SET EXERCISE: Repeat what the lines below say, word for word, and skip every image.

SUPPLIED MATERIAL:
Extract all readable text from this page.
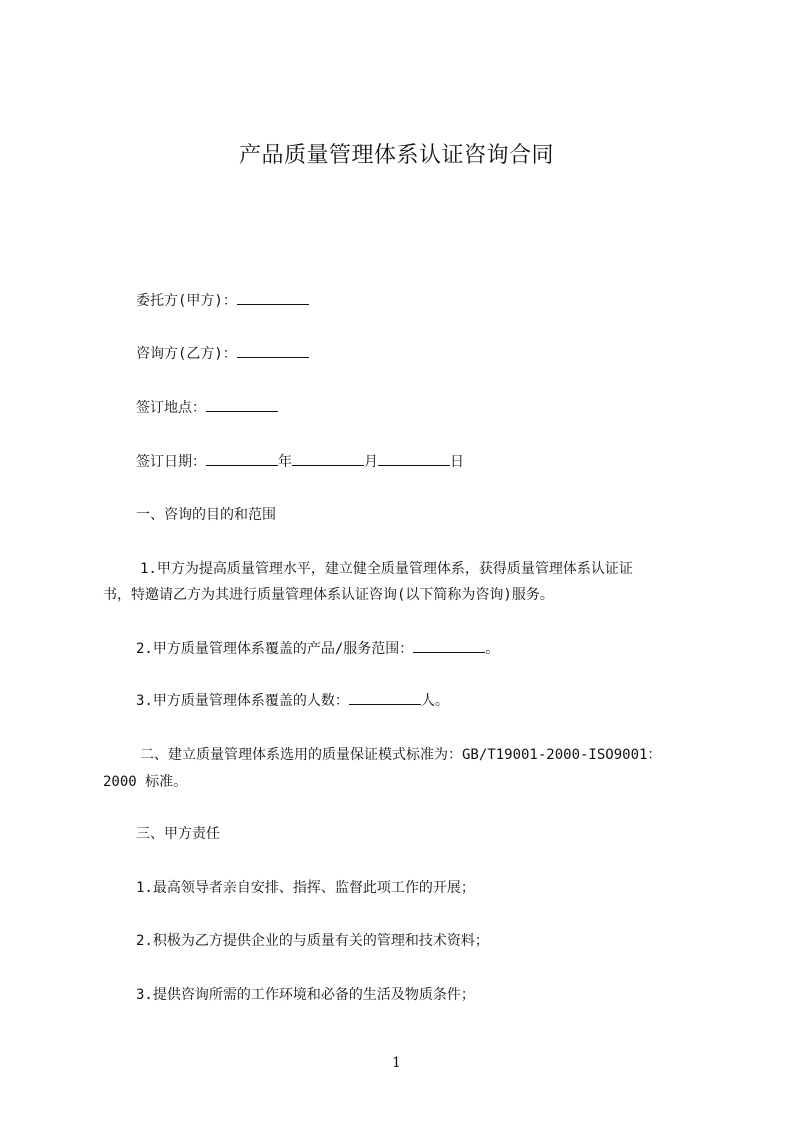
产品质量管理体系认证咨询合同
委托方(甲方)：
咨询方(乙方)：
签订地点：
签订日期：	年	月	日
一、咨询的目的和范围
1.甲方为提高质量管理水平，建立健全质量管理体系，获得质量管理体系认证证
书，特邀请乙方为其进行质量管理体系认证咨询(以下简称为咨询)服务。
2.甲方质量管理体系覆盖的产品/服务范围：	。
3.甲方质量管理体系覆盖的人数：	人。
二、建立质量管理体系选用的质量保证模式标准为：GB/T19001-2000-ISO9001：
2000 标准。
三、甲方责任
1.最高领导者亲自安排、指挥、监督此项工作的开展；
2.积极为乙方提供企业的与质量有关的管理和技术资料；
3.提供咨询所需的工作环境和必备的生活及物质条件；
1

RESULT OF THE TASK:
Extract all readable text from this page.
产品质量管理体系认证咨询合同
委托方(甲方)：
咨询方(乙方)：
签订地点：
签订日期：	年	月	日
一、咨询的目的和范围
1.甲方为提高质量管理水平，建立健全质量管理体系，获得质量管理体系认证证
书，特邀请乙方为其进行质量管理体系认证咨询(以下简称为咨询)服务。
2.甲方质量管理体系覆盖的产品/服务范围：	。
3.甲方质量管理体系覆盖的人数：	人。
二、建立质量管理体系选用的质量保证模式标准为：GB/T19001-2000-ISO9001：
2000 标准。
三、甲方责任
1.最高领导者亲自安排、指挥、监督此项工作的开展；
2.积极为乙方提供企业的与质量有关的管理和技术资料；
3.提供咨询所需的工作环境和必备的生活及物质条件；
1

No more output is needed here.